(Stored records)
--

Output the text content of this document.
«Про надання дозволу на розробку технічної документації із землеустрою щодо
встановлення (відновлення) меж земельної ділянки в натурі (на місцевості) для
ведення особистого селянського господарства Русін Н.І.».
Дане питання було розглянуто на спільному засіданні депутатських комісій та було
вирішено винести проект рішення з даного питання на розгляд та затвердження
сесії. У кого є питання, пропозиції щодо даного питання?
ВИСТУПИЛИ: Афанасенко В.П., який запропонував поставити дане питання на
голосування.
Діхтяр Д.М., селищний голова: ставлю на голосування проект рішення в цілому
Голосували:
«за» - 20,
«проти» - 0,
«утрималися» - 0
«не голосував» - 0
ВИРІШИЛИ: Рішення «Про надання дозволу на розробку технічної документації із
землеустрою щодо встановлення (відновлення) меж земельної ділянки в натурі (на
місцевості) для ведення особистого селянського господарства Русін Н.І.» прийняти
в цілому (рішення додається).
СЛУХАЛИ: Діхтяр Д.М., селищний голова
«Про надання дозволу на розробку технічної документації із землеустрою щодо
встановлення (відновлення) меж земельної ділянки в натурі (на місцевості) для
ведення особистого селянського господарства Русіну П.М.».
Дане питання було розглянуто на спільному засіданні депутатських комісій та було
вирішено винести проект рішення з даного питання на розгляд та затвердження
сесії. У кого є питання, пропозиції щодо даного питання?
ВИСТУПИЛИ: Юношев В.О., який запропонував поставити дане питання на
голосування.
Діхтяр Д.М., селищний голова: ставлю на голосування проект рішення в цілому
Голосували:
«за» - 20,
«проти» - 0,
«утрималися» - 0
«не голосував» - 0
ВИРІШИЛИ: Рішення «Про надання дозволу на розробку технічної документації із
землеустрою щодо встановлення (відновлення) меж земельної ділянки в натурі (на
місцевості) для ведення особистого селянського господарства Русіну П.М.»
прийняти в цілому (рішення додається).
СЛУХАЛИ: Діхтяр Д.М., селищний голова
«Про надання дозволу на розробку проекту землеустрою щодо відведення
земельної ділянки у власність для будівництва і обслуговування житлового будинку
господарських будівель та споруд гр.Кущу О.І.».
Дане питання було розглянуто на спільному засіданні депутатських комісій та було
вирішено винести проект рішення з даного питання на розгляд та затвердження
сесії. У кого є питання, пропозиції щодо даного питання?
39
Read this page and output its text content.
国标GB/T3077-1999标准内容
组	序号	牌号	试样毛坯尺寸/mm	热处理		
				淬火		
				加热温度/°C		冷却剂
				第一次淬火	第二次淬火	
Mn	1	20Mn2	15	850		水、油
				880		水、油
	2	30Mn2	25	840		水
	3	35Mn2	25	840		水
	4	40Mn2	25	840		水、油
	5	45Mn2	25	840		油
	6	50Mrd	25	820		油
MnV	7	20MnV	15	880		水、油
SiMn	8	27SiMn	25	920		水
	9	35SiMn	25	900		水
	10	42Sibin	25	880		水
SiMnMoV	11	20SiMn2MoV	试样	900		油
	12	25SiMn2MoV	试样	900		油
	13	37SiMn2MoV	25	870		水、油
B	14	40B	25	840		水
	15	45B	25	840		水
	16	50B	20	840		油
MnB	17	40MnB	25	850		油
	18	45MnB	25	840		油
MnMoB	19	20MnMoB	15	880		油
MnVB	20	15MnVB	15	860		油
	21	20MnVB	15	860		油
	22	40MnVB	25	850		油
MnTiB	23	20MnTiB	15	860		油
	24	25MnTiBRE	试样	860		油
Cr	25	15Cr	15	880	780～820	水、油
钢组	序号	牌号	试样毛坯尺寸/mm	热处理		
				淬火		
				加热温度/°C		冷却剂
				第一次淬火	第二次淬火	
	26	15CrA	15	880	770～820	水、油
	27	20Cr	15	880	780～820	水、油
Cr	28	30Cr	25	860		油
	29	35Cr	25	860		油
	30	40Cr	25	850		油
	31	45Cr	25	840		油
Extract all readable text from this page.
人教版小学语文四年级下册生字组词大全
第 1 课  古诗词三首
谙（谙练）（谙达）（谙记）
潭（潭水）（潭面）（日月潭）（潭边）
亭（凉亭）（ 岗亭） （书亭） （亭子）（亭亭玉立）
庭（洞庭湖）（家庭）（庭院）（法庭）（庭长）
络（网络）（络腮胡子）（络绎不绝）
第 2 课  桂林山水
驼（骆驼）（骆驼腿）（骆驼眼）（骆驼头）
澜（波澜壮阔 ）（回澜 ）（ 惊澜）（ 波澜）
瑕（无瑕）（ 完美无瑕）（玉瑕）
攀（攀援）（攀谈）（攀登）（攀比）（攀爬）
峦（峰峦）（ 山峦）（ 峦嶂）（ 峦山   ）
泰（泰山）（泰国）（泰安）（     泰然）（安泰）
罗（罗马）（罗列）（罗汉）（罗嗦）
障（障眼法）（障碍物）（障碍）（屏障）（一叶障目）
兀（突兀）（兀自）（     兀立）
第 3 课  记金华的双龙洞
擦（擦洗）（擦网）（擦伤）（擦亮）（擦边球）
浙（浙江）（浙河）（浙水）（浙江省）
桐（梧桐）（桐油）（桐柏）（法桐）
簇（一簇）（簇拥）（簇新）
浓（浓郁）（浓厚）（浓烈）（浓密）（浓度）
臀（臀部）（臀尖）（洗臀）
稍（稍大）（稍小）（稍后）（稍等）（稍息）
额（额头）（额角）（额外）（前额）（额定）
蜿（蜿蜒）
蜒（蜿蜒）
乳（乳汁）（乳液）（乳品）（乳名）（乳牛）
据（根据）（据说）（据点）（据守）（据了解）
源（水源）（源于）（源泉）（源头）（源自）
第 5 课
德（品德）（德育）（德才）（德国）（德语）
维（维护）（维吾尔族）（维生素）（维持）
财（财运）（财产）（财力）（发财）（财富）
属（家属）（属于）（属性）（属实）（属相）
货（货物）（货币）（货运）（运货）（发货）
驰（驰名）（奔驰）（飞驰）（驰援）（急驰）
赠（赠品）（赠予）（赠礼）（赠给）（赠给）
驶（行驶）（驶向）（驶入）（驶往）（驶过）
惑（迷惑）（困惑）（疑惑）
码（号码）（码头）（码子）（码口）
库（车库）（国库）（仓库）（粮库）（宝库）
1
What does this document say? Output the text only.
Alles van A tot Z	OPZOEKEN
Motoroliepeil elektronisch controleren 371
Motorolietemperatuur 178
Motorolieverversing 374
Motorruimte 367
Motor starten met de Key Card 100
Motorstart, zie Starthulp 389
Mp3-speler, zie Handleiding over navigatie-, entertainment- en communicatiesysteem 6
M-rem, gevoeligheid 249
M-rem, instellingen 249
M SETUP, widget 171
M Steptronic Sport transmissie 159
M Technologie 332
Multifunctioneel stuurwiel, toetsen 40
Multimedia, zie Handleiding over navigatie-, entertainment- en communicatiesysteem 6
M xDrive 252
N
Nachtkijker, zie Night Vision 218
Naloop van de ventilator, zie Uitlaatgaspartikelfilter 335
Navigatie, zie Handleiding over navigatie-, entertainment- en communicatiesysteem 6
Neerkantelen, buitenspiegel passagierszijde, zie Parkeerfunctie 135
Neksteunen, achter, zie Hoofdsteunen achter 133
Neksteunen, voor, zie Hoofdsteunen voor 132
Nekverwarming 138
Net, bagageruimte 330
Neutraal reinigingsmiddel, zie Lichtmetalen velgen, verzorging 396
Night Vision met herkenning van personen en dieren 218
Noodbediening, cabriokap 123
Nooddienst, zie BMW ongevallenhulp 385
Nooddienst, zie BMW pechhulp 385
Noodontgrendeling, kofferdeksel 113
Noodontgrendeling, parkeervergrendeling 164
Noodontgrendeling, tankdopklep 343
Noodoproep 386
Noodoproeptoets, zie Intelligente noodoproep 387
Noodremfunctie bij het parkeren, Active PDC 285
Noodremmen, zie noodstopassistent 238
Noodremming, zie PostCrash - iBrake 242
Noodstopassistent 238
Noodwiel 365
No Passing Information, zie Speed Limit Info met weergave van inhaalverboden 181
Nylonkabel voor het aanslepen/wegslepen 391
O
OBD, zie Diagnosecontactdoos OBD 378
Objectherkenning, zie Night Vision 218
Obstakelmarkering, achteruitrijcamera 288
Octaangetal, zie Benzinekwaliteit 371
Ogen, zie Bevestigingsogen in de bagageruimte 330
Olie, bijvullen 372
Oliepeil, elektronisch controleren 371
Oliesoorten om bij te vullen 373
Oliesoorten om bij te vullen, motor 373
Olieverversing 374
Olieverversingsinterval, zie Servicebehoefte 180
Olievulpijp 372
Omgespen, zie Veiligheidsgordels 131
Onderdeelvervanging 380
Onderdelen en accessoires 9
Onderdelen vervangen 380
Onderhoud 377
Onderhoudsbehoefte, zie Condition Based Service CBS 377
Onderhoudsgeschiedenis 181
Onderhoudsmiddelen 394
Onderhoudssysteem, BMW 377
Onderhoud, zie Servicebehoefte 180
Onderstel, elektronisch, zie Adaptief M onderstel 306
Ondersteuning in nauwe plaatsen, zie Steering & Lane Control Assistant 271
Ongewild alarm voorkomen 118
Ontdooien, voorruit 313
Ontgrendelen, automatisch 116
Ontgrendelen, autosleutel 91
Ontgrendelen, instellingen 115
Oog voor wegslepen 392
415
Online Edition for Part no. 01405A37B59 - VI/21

--

§ **EXERCISE INSTRUCTIONS**
State, as a bare number, how many lines of the listing hold the word "document".

§ **WRITTEN ANSWER**
2